(Records from a data source)
----

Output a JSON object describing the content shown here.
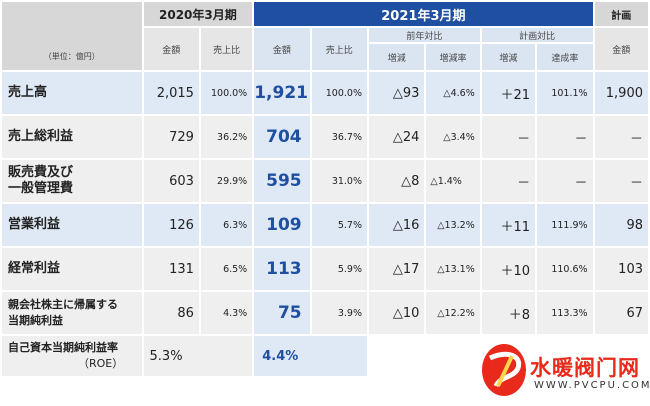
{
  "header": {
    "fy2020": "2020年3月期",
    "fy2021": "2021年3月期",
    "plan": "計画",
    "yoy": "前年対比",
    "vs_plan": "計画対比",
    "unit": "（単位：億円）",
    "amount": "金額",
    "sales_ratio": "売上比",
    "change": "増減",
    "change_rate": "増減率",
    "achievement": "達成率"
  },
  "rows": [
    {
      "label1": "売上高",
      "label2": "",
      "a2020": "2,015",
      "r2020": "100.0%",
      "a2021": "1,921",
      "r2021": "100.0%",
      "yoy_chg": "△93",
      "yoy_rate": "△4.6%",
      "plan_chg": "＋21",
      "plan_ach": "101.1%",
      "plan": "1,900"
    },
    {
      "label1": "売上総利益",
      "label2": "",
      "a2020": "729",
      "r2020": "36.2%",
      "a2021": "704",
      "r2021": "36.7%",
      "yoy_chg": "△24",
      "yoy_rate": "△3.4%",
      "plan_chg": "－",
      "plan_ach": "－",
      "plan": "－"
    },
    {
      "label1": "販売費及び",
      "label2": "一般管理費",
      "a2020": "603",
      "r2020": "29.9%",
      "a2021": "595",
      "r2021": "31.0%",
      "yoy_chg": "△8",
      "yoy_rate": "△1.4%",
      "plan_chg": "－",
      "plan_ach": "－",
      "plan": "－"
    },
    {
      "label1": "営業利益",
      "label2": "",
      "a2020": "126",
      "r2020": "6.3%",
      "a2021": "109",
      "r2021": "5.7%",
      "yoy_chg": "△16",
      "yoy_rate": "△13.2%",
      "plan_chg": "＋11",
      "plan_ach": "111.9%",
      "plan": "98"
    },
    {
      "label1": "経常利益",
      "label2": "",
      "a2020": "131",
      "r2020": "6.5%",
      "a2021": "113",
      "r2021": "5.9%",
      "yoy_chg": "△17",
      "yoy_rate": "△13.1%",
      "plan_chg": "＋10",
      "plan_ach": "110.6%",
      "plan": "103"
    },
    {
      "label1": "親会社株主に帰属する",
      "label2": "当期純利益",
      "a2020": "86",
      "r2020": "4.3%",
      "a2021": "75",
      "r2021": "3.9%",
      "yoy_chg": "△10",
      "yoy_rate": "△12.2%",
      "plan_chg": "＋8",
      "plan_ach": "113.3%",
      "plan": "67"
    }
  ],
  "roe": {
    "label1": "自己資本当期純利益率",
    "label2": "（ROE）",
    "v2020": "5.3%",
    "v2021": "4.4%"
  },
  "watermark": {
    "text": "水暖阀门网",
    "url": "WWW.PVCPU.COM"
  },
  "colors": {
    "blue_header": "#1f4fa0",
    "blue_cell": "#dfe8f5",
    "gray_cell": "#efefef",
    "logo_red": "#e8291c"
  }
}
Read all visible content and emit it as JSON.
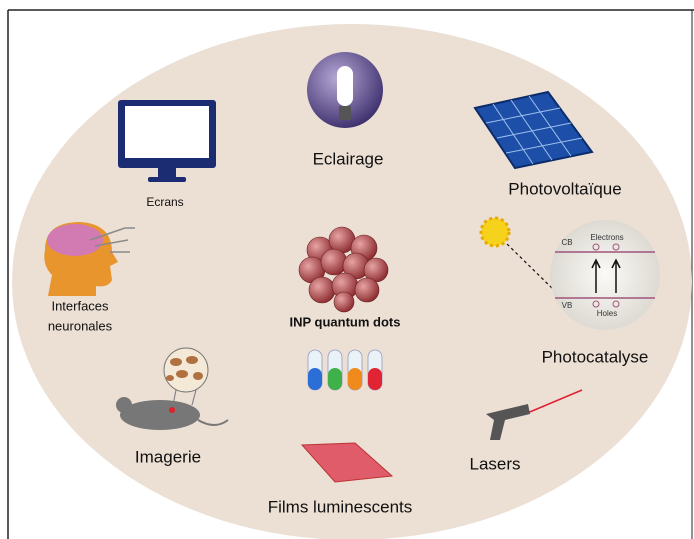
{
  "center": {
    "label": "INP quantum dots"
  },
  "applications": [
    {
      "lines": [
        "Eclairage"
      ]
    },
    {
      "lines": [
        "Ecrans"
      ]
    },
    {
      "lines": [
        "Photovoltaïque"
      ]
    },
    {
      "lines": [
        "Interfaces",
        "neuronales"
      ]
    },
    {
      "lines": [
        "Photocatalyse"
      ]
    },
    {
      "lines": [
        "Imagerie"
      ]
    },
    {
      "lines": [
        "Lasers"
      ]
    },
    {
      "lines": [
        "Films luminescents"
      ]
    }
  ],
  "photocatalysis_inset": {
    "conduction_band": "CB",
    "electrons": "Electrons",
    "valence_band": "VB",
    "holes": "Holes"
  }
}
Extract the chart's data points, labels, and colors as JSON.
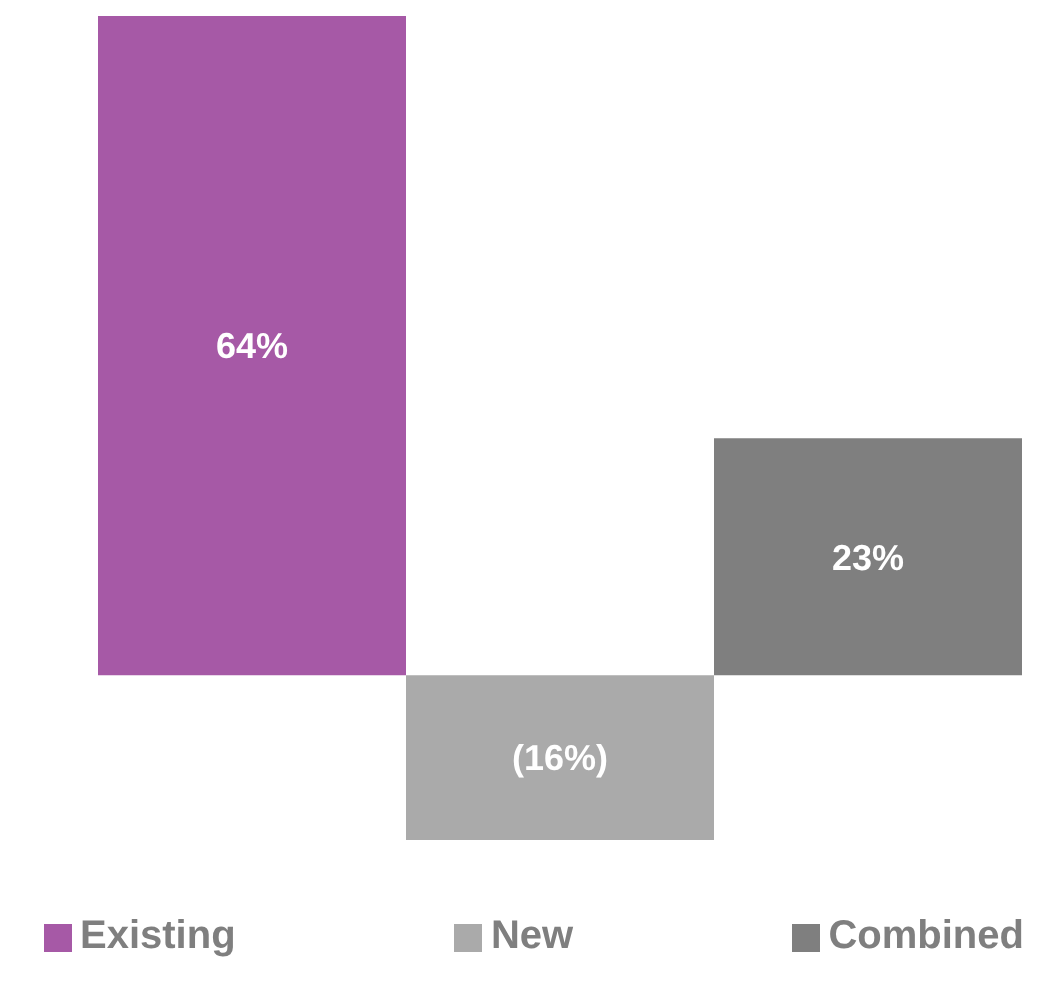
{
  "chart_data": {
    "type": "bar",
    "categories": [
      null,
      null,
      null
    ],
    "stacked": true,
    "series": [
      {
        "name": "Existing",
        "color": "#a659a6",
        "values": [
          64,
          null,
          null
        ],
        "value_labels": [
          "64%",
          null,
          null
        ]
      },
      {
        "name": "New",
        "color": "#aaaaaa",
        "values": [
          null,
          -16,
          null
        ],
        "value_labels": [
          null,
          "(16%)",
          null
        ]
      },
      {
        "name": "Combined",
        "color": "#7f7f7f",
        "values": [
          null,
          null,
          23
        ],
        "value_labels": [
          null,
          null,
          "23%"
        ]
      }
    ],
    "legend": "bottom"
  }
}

----

EXERCISE TASK:
Copy the lines from the entries above in which the word "name" appears.

SOLVED EXERCISE:
        "name": "Existing",
        "name": "New",
        "name": "Combined",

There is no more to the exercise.